▶ [DO THIS]: Tally up the lines where the string "screenshot" appears; reply with the number only.

Data tied to figure images:
+ + + + + + +
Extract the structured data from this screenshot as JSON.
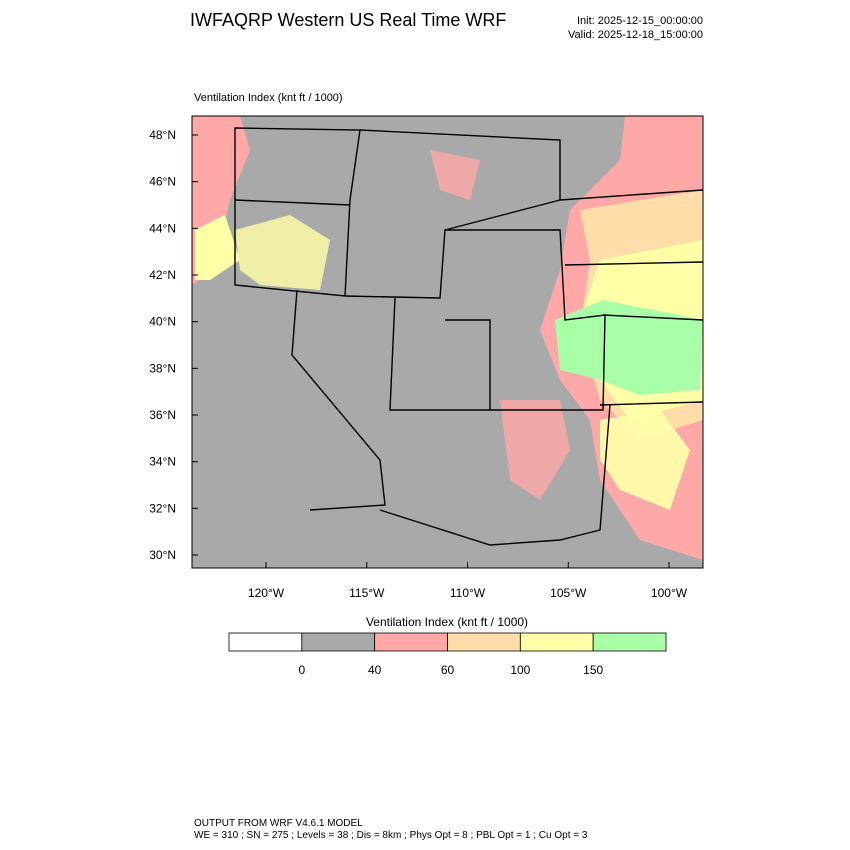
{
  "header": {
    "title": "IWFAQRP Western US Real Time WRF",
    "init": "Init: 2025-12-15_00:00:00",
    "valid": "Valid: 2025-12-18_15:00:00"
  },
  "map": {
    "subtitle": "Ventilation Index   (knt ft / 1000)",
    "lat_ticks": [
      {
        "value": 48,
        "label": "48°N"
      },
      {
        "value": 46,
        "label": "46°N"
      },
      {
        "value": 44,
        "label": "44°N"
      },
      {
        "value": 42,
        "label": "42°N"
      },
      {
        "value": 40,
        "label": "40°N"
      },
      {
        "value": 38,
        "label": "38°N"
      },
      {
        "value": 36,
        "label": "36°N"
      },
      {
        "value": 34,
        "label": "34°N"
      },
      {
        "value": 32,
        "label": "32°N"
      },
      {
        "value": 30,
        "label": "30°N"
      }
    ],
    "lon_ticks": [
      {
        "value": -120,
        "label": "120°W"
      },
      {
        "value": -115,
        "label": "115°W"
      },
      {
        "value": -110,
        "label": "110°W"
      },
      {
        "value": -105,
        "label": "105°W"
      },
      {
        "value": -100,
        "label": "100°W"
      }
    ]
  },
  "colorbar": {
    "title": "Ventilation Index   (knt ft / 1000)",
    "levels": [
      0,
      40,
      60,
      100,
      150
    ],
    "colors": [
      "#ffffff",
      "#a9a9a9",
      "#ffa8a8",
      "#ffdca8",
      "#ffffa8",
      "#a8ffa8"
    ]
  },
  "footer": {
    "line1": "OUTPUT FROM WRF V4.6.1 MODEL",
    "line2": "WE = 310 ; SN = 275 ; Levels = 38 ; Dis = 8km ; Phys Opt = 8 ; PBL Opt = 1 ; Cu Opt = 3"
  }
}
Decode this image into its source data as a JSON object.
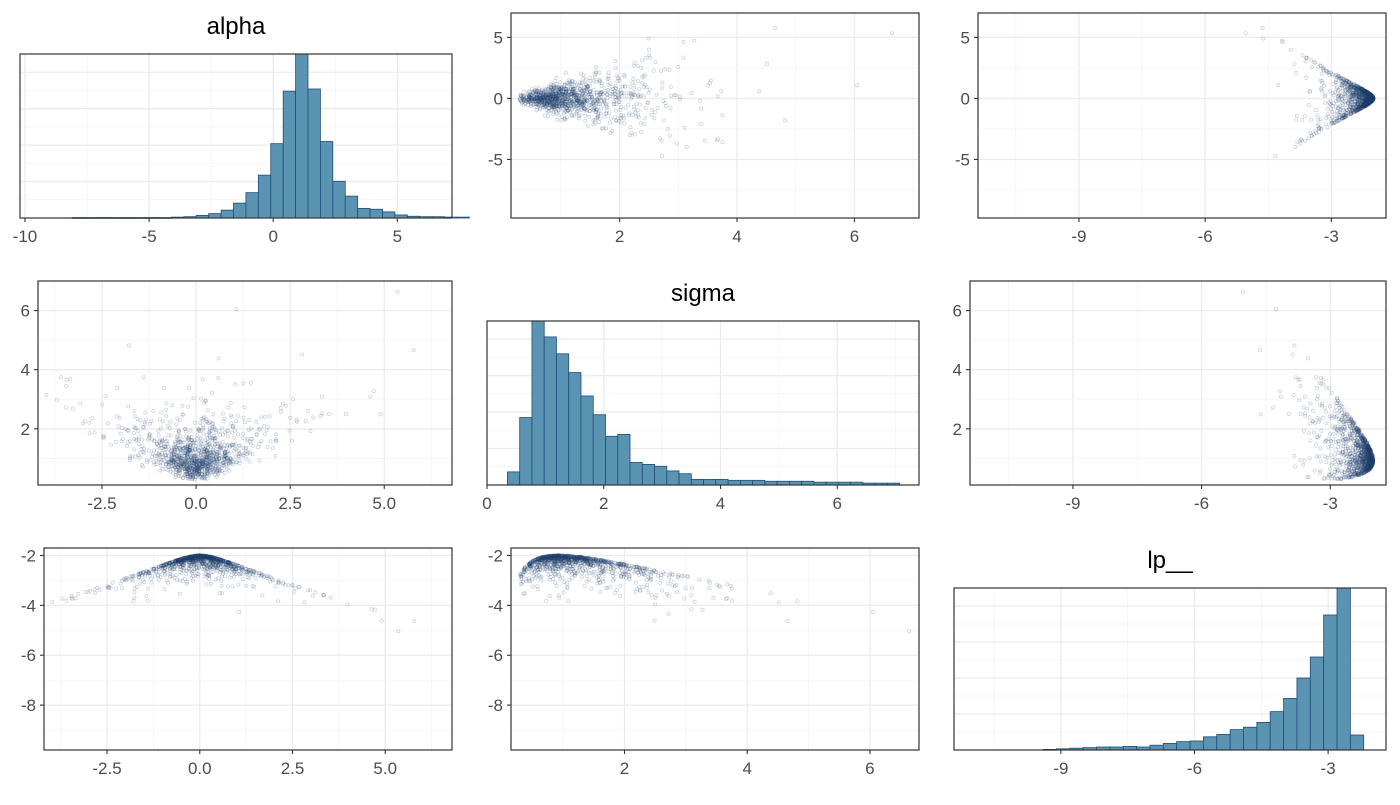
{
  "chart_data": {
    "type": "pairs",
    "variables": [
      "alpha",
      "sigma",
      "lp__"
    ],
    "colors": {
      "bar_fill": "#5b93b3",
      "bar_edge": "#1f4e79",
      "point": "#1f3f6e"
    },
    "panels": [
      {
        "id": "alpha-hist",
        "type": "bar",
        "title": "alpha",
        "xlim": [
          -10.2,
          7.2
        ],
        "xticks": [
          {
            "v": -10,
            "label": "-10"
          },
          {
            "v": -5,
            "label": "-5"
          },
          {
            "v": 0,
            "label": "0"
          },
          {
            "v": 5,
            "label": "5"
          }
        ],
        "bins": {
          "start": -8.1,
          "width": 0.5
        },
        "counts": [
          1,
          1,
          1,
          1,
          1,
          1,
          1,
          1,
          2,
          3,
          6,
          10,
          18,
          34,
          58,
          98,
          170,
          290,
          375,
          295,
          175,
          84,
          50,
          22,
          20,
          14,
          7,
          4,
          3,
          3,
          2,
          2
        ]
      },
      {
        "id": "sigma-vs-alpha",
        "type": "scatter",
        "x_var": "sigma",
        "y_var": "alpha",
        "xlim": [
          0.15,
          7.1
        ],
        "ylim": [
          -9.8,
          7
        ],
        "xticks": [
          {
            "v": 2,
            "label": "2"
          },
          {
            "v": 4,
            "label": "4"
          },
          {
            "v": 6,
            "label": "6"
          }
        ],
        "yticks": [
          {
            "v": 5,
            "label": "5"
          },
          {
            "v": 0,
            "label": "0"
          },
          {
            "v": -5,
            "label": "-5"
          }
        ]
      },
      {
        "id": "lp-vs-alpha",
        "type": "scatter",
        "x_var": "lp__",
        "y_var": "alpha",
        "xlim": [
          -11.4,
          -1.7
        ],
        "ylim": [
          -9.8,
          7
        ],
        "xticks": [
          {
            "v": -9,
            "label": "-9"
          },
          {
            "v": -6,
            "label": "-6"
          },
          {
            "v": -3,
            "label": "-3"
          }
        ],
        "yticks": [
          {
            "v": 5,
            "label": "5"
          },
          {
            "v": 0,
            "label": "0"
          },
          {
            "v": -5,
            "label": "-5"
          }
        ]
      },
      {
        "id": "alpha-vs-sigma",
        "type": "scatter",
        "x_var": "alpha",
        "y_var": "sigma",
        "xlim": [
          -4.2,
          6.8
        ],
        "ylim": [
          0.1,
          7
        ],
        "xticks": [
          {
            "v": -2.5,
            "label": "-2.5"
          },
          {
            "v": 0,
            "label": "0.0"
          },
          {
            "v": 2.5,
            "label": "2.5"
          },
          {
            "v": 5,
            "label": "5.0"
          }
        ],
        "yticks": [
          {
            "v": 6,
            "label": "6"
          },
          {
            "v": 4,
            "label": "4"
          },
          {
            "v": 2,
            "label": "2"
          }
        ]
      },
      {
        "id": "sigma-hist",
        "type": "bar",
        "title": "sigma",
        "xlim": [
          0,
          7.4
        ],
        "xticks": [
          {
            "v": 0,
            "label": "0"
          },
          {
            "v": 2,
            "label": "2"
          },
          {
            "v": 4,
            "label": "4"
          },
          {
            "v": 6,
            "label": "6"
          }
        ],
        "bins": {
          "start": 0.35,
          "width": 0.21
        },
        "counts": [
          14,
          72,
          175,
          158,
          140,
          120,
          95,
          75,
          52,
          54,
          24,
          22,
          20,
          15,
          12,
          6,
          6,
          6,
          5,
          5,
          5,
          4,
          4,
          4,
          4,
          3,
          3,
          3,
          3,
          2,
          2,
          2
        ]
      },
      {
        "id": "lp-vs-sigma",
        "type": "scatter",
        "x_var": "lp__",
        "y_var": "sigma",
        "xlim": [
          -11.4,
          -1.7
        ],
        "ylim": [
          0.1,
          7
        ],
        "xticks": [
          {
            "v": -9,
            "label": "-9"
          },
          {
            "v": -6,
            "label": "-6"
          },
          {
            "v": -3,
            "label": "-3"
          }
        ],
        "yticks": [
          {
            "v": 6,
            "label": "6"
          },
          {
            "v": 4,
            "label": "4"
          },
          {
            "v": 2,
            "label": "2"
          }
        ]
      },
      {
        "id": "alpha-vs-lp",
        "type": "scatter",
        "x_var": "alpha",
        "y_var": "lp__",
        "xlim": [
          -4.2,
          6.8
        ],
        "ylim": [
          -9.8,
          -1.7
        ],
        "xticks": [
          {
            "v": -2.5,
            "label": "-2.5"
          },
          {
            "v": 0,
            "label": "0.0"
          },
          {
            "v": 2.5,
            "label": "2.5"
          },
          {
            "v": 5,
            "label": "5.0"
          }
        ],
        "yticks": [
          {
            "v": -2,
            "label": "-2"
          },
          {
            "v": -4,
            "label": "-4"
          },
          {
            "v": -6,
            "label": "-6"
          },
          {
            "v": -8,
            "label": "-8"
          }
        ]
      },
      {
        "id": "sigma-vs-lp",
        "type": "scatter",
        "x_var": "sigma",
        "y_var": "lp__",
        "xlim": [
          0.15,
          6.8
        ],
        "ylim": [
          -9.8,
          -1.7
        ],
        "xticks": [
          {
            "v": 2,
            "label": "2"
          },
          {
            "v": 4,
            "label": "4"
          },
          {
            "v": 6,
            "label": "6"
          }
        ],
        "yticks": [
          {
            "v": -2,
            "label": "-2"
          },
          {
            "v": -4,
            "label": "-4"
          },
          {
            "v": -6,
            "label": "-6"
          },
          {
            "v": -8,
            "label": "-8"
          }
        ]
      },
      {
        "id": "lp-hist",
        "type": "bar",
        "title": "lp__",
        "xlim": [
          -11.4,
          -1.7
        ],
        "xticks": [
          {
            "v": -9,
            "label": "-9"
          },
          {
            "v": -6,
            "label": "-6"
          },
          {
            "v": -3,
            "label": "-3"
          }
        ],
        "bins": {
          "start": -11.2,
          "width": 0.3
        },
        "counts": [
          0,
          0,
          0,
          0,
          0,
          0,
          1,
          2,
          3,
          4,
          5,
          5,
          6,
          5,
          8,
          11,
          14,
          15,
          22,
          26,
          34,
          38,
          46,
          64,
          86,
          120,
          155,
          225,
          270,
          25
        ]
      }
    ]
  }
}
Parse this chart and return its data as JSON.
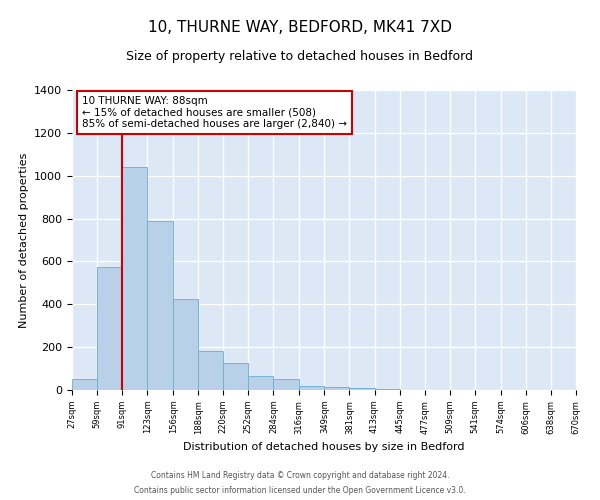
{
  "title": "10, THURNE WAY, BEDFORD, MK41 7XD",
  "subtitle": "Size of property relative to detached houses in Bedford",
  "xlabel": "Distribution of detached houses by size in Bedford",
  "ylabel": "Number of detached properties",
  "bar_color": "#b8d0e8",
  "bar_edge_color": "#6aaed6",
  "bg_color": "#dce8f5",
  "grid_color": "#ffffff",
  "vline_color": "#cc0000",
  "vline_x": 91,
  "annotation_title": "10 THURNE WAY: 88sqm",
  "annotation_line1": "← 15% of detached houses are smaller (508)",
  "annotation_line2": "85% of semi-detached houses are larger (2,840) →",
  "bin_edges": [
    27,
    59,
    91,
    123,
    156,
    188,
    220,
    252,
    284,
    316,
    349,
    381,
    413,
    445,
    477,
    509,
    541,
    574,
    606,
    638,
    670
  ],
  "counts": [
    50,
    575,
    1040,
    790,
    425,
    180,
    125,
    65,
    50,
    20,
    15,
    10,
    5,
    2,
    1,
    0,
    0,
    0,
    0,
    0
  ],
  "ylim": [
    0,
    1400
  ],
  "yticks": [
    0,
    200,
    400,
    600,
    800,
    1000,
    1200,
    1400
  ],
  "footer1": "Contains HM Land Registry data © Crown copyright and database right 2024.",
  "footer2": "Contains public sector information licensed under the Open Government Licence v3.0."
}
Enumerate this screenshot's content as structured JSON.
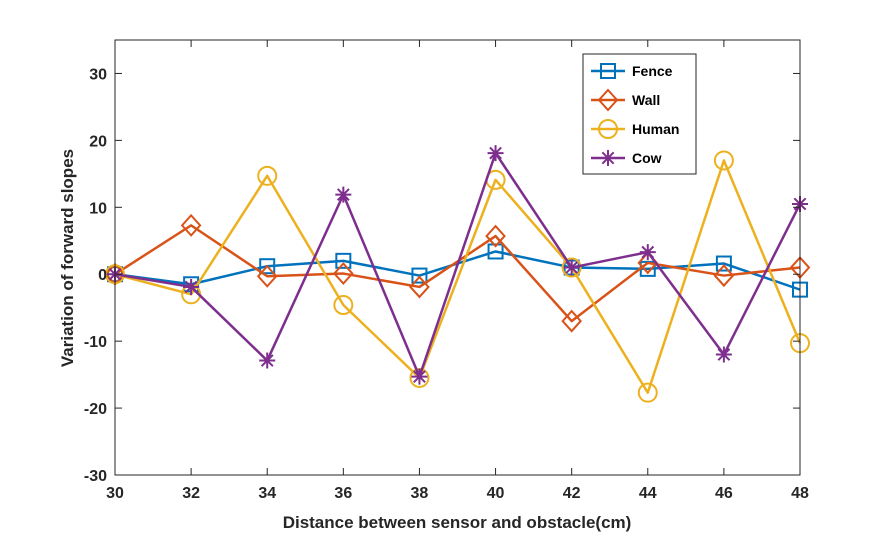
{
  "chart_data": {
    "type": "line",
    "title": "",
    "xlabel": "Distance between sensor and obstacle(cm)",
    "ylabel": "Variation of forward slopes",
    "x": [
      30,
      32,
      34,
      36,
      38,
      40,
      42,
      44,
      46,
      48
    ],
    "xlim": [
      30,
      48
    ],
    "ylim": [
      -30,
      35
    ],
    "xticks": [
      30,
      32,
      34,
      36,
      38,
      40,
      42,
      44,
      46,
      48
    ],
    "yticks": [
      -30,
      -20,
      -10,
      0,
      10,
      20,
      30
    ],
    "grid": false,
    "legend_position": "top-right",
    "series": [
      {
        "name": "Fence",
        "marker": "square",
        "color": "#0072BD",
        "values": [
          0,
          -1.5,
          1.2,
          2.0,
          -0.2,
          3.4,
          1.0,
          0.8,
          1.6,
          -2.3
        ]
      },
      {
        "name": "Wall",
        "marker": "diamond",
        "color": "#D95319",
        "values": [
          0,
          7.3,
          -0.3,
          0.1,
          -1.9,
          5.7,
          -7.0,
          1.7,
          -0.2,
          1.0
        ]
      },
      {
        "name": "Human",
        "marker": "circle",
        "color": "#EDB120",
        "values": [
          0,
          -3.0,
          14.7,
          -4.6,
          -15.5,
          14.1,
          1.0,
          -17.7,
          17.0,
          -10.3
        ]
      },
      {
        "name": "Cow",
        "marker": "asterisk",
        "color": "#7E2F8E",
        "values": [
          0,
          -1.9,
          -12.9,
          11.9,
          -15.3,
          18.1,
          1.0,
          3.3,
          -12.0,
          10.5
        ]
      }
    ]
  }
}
+ + + + + + +
▶ [OUTPUT FOR THIS EXERCISE]: 2